=== EXERCISE BRIEF ===
From the first line to the last, repeat the data below exactly.
(GIVEN INFORMATION Opens)
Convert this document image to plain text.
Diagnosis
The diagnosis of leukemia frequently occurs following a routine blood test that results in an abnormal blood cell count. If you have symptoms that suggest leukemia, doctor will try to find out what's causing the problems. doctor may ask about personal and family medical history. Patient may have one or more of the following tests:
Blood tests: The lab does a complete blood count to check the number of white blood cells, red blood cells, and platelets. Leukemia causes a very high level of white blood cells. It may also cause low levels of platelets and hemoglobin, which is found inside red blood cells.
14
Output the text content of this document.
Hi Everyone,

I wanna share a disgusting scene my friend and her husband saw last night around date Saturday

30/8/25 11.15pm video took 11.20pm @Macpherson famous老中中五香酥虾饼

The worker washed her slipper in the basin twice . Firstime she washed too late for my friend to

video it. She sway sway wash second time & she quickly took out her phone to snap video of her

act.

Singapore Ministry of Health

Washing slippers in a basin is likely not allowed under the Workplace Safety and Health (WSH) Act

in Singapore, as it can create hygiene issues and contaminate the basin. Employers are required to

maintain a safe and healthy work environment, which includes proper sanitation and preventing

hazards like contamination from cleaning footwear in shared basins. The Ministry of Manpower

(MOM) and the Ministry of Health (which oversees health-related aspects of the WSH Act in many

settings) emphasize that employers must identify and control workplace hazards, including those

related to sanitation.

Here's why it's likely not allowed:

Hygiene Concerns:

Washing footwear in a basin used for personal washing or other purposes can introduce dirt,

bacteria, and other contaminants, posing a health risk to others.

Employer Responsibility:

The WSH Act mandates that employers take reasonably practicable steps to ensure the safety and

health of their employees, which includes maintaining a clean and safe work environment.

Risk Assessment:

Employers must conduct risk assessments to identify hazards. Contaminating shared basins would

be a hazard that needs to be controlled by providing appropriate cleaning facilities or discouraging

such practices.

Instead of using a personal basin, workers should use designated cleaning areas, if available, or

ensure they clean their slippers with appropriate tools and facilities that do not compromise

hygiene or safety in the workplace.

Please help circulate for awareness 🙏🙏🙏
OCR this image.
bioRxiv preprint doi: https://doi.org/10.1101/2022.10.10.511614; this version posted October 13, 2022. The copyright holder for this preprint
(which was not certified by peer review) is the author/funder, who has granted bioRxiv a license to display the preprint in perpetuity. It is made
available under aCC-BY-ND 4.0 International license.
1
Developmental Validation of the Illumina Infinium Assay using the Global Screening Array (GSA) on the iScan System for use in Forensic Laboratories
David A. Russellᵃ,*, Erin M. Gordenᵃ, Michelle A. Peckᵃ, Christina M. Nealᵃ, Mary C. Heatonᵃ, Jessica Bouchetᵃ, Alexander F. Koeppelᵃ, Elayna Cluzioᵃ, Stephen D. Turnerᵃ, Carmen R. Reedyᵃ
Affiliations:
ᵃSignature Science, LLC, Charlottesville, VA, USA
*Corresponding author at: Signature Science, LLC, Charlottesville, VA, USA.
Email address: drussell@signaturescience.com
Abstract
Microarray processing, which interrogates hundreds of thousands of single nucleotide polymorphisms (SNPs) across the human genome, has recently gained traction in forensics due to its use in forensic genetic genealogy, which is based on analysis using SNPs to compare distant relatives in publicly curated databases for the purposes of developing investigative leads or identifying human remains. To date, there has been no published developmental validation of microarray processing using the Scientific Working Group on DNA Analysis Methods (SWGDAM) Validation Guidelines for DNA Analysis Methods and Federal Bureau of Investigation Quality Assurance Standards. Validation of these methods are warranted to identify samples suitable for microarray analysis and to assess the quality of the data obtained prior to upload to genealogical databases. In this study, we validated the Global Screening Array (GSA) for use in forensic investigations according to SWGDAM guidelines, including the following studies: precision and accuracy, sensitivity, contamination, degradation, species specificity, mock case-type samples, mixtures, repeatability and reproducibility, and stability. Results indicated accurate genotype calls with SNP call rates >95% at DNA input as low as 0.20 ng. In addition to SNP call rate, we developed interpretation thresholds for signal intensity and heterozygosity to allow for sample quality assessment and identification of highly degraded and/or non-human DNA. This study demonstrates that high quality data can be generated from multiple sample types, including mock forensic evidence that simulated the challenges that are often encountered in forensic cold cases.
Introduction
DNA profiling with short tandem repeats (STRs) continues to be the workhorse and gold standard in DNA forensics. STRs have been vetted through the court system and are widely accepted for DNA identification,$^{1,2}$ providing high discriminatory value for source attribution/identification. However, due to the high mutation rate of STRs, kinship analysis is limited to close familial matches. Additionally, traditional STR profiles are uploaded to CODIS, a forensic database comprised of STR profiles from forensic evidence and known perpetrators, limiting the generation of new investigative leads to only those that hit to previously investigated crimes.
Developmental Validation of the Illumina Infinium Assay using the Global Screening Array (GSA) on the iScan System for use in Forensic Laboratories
(GIVEN INFORMATION Closes)
=== ANSWER FOR THIS EXERCISE ===
Convert this document image to plain text.
Diagnosis
The diagnosis of leukemia frequently occurs following a routine blood test that results in an abnormal blood cell count. If you have symptoms that suggest leukemia, doctor will try to find out what's causing the problems. doctor may ask about personal and family medical history. Patient may have one or more of the following tests:
Blood tests: The lab does a complete blood count to check the number of white blood cells, red blood cells, and platelets. Leukemia causes a very high level of white blood cells. It may also cause low levels of platelets and hemoglobin, which is found inside red blood cells.
14
Output the text content of this document.
Hi Everyone,

I wanna share a disgusting scene my friend and her husband saw last night around date Saturday

30/8/25 11.15pm video took 11.20pm @Macpherson famous老中中五香酥虾饼

The worker washed her slipper in the basin twice . Firstime she washed too late for my friend to

video it. She sway sway wash second time & she quickly took out her phone to snap video of her

act.

Singapore Ministry of Health

Washing slippers in a basin is likely not allowed under the Workplace Safety and Health (WSH) Act

in Singapore, as it can create hygiene issues and contaminate the basin. Employers are required to

maintain a safe and healthy work environment, which includes proper sanitation and preventing

hazards like contamination from cleaning footwear in shared basins. The Ministry of Manpower

(MOM) and the Ministry of Health (which oversees health-related aspects of the WSH Act in many

settings) emphasize that employers must identify and control workplace hazards, including those

related to sanitation.

Here's why it's likely not allowed:

Hygiene Concerns:

Washing footwear in a basin used for personal washing or other purposes can introduce dirt,

bacteria, and other contaminants, posing a health risk to others.

Employer Responsibility:

The WSH Act mandates that employers take reasonably practicable steps to ensure the safety and

health of their employees, which includes maintaining a clean and safe work environment.

Risk Assessment:

Employers must conduct risk assessments to identify hazards. Contaminating shared basins would

be a hazard that needs to be controlled by providing appropriate cleaning facilities or discouraging

such practices.

Instead of using a personal basin, workers should use designated cleaning areas, if available, or

ensure they clean their slippers with appropriate tools and facilities that do not compromise

hygiene or safety in the workplace.

Please help circulate for awareness 🙏🙏🙏
OCR this image.
bioRxiv preprint doi: https://doi.org/10.1101/2022.10.10.511614; this version posted October 13, 2022. The copyright holder for this preprint
(which was not certified by peer review) is the author/funder, who has granted bioRxiv a license to display the preprint in perpetuity. It is made
available under aCC-BY-ND 4.0 International license.
1
Developmental Validation of the Illumina Infinium Assay using the Global Screening Array (GSA) on the iScan System for use in Forensic Laboratories
David A. Russellᵃ,*, Erin M. Gordenᵃ, Michelle A. Peckᵃ, Christina M. Nealᵃ, Mary C. Heatonᵃ, Jessica Bouchetᵃ, Alexander F. Koeppelᵃ, Elayna Cluzioᵃ, Stephen D. Turnerᵃ, Carmen R. Reedyᵃ
Affiliations:
ᵃSignature Science, LLC, Charlottesville, VA, USA
*Corresponding author at: Signature Science, LLC, Charlottesville, VA, USA.
Email address: drussell@signaturescience.com
Abstract
Microarray processing, which interrogates hundreds of thousands of single nucleotide polymorphisms (SNPs) across the human genome, has recently gained traction in forensics due to its use in forensic genetic genealogy, which is based on analysis using SNPs to compare distant relatives in publicly curated databases for the purposes of developing investigative leads or identifying human remains. To date, there has been no published developmental validation of microarray processing using the Scientific Working Group on DNA Analysis Methods (SWGDAM) Validation Guidelines for DNA Analysis Methods and Federal Bureau of Investigation Quality Assurance Standards. Validation of these methods are warranted to identify samples suitable for microarray analysis and to assess the quality of the data obtained prior to upload to genealogical databases. In this study, we validated the Global Screening Array (GSA) for use in forensic investigations according to SWGDAM guidelines, including the following studies: precision and accuracy, sensitivity, contamination, degradation, species specificity, mock case-type samples, mixtures, repeatability and reproducibility, and stability. Results indicated accurate genotype calls with SNP call rates >95% at DNA input as low as 0.20 ng. In addition to SNP call rate, we developed interpretation thresholds for signal intensity and heterozygosity to allow for sample quality assessment and identification of highly degraded and/or non-human DNA. This study demonstrates that high quality data can be generated from multiple sample types, including mock forensic evidence that simulated the challenges that are often encountered in forensic cold cases.
Introduction
DNA profiling with short tandem repeats (STRs) continues to be the workhorse and gold standard in DNA forensics. STRs have been vetted through the court system and are widely accepted for DNA identification,$^{1,2}$ providing high discriminatory value for source attribution/identification. However, due to the high mutation rate of STRs, kinship analysis is limited to close familial matches. Additionally, traditional STR profiles are uploaded to CODIS, a forensic database comprised of STR profiles from forensic evidence and known perpetrators, limiting the generation of new investigative leads to only those that hit to previously investigated crimes.
Developmental Validation of the Illumina Infinium Assay using the Global Screening Array (GSA) on the iScan System for use in Forensic Laboratories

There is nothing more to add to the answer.